■ **Task data**
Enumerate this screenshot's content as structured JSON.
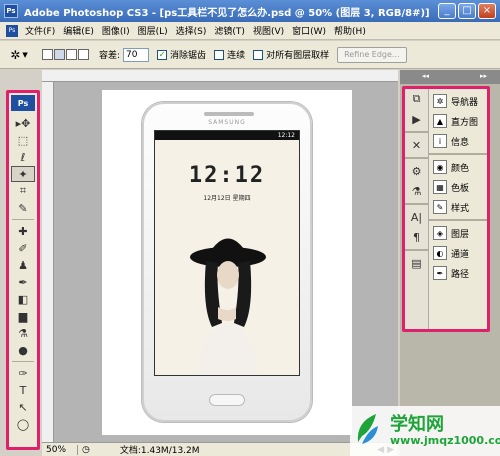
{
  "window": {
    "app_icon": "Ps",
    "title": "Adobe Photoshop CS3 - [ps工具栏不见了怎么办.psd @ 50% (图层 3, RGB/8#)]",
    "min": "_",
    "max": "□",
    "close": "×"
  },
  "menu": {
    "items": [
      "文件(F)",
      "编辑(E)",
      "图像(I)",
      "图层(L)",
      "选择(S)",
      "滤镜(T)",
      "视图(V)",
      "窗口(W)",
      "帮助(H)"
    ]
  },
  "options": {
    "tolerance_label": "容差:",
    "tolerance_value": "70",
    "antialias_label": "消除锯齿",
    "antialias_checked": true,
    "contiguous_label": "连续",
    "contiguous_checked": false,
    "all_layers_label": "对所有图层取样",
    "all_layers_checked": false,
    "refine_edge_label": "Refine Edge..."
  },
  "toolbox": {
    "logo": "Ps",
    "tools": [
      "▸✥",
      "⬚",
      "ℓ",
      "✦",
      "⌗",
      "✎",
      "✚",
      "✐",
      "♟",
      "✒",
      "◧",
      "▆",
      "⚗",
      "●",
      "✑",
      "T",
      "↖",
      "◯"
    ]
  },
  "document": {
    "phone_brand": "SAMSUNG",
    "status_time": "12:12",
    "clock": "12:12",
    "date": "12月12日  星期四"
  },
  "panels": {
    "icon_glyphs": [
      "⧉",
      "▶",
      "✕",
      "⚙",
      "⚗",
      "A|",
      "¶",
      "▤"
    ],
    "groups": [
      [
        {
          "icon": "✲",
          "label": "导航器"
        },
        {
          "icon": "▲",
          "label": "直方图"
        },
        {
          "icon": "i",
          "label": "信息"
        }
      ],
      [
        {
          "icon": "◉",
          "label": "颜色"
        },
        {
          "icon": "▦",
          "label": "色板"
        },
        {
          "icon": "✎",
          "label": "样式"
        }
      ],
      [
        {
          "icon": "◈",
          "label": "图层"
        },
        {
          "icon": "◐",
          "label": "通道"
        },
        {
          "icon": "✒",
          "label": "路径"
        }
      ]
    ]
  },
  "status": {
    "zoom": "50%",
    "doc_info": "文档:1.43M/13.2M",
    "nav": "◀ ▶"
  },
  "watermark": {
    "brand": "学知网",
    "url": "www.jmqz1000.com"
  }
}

■ **Task directions**
Reproduce the entries above exactly. Do not include the images.

■ **Answer to the exercise**
Enumerate this screenshot's content as structured JSON.
{
  "window": {
    "app_icon": "Ps",
    "title": "Adobe Photoshop CS3 - [ps工具栏不见了怎么办.psd @ 50% (图层 3, RGB/8#)]",
    "min": "_",
    "max": "□",
    "close": "×"
  },
  "menu": {
    "items": [
      "文件(F)",
      "编辑(E)",
      "图像(I)",
      "图层(L)",
      "选择(S)",
      "滤镜(T)",
      "视图(V)",
      "窗口(W)",
      "帮助(H)"
    ]
  },
  "options": {
    "tolerance_label": "容差:",
    "tolerance_value": "70",
    "antialias_label": "消除锯齿",
    "antialias_checked": true,
    "contiguous_label": "连续",
    "contiguous_checked": false,
    "all_layers_label": "对所有图层取样",
    "all_layers_checked": false,
    "refine_edge_label": "Refine Edge..."
  },
  "toolbox": {
    "logo": "Ps",
    "tools": [
      "▸✥",
      "⬚",
      "ℓ",
      "✦",
      "⌗",
      "✎",
      "✚",
      "✐",
      "♟",
      "✒",
      "◧",
      "▆",
      "⚗",
      "●",
      "✑",
      "T",
      "↖",
      "◯"
    ]
  },
  "document": {
    "phone_brand": "SAMSUNG",
    "status_time": "12:12",
    "clock": "12:12",
    "date": "12月12日  星期四"
  },
  "panels": {
    "icon_glyphs": [
      "⧉",
      "▶",
      "✕",
      "⚙",
      "⚗",
      "A|",
      "¶",
      "▤"
    ],
    "groups": [
      [
        {
          "icon": "✲",
          "label": "导航器"
        },
        {
          "icon": "▲",
          "label": "直方图"
        },
        {
          "icon": "i",
          "label": "信息"
        }
      ],
      [
        {
          "icon": "◉",
          "label": "颜色"
        },
        {
          "icon": "▦",
          "label": "色板"
        },
        {
          "icon": "✎",
          "label": "样式"
        }
      ],
      [
        {
          "icon": "◈",
          "label": "图层"
        },
        {
          "icon": "◐",
          "label": "通道"
        },
        {
          "icon": "✒",
          "label": "路径"
        }
      ]
    ]
  },
  "status": {
    "zoom": "50%",
    "doc_info": "文档:1.43M/13.2M",
    "nav": "◀ ▶"
  },
  "watermark": {
    "brand": "学知网",
    "url": "www.jmqz1000.com"
  }
}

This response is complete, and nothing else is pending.